PROBLEM REQUIREMENTS |
Write out each entry, exactly the way it appears.

DATA SHOWN |
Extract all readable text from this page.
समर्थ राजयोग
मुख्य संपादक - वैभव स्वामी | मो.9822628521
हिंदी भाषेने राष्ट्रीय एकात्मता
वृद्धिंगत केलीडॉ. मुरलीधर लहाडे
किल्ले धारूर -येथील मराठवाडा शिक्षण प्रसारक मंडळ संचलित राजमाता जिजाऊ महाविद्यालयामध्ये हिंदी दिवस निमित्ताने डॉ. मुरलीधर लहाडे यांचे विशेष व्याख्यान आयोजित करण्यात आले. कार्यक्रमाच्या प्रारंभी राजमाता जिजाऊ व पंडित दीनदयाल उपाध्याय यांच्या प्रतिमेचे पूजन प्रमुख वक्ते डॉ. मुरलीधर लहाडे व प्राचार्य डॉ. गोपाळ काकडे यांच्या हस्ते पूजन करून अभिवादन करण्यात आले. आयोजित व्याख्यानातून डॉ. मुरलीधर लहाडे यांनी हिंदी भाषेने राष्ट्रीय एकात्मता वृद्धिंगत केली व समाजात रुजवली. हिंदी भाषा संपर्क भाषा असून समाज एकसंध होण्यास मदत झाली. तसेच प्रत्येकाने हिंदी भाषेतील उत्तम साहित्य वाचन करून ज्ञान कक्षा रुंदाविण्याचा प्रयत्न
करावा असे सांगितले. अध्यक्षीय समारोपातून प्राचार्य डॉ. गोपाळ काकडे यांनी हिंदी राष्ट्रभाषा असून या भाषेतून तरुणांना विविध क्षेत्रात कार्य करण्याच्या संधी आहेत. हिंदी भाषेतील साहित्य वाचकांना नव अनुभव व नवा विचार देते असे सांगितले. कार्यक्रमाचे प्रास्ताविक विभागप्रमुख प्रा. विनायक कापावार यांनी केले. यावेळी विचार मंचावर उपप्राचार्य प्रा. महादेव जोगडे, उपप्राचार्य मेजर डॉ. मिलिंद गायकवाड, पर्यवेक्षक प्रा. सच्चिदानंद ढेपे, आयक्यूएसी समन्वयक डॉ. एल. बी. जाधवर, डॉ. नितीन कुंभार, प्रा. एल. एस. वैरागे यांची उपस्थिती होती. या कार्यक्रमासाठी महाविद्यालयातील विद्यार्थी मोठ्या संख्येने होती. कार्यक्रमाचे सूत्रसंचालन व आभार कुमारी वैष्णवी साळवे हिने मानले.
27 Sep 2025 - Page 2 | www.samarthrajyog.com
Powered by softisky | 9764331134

TASK SOLUTION |
Extract all readable text from this page.
समर्थ राजयोग
मुख्य संपादक - वैभव स्वामी | मो.9822628521
हिंदी भाषेने राष्ट्रीय एकात्मता
वृद्धिंगत केलीडॉ. मुरलीधर लहाडे
किल्ले धारूर -येथील मराठवाडा शिक्षण प्रसारक मंडळ संचलित राजमाता जिजाऊ महाविद्यालयामध्ये हिंदी दिवस निमित्ताने डॉ. मुरलीधर लहाडे यांचे विशेष व्याख्यान आयोजित करण्यात आले. कार्यक्रमाच्या प्रारंभी राजमाता जिजाऊ व पंडित दीनदयाल उपाध्याय यांच्या प्रतिमेचे पूजन प्रमुख वक्ते डॉ. मुरलीधर लहाडे व प्राचार्य डॉ. गोपाळ काकडे यांच्या हस्ते पूजन करून अभिवादन करण्यात आले. आयोजित व्याख्यानातून डॉ. मुरलीधर लहाडे यांनी हिंदी भाषेने राष्ट्रीय एकात्मता वृद्धिंगत केली व समाजात रुजवली. हिंदी भाषा संपर्क भाषा असून समाज एकसंध होण्यास मदत झाली. तसेच प्रत्येकाने हिंदी भाषेतील उत्तम साहित्य वाचन करून ज्ञान कक्षा रुंदाविण्याचा प्रयत्न
करावा असे सांगितले. अध्यक्षीय समारोपातून प्राचार्य डॉ. गोपाळ काकडे यांनी हिंदी राष्ट्रभाषा असून या भाषेतून तरुणांना विविध क्षेत्रात कार्य करण्याच्या संधी आहेत. हिंदी भाषेतील साहित्य वाचकांना नव अनुभव व नवा विचार देते असे सांगितले. कार्यक्रमाचे प्रास्ताविक विभागप्रमुख प्रा. विनायक कापावार यांनी केले. यावेळी विचार मंचावर उपप्राचार्य प्रा. महादेव जोगडे, उपप्राचार्य मेजर डॉ. मिलिंद गायकवाड, पर्यवेक्षक प्रा. सच्चिदानंद ढेपे, आयक्यूएसी समन्वयक डॉ. एल. बी. जाधवर, डॉ. नितीन कुंभार, प्रा. एल. एस. वैरागे यांची उपस्थिती होती. या कार्यक्रमासाठी महाविद्यालयातील विद्यार्थी मोठ्या संख्येने होती. कार्यक्रमाचे सूत्रसंचालन व आभार कुमारी वैष्णवी साळवे हिने मानले.
27 Sep 2025 - Page 2 | www.samarthrajyog.com
Powered by softisky | 9764331134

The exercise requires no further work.